== GIVEN PROBLEM ==
From the entries below, gather every line containing the string "Basic".

[Start RAW RECORDS]

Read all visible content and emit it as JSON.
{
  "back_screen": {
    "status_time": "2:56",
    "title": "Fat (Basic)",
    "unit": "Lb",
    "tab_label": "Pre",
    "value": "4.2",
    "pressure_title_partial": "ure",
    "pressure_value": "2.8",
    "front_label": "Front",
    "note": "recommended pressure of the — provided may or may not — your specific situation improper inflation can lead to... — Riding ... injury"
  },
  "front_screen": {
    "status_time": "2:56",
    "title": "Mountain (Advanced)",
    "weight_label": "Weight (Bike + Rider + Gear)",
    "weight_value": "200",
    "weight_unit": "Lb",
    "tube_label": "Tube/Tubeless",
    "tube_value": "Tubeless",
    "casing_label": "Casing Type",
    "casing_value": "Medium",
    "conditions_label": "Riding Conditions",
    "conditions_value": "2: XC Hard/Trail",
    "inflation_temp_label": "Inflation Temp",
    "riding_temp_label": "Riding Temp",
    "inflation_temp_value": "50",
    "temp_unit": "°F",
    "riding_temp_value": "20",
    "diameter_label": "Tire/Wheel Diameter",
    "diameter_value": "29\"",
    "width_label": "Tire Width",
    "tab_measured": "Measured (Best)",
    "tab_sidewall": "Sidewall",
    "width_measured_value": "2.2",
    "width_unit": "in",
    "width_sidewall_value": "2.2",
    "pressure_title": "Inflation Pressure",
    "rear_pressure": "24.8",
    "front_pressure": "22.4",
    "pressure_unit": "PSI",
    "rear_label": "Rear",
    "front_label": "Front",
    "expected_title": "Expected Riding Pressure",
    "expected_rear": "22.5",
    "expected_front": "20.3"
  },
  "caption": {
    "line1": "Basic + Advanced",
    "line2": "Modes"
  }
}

[End RAW RECORDS]

== TASK OUTPUT ==
    "title": "Fat (Basic)",
    "line1": "Basic + Advanced",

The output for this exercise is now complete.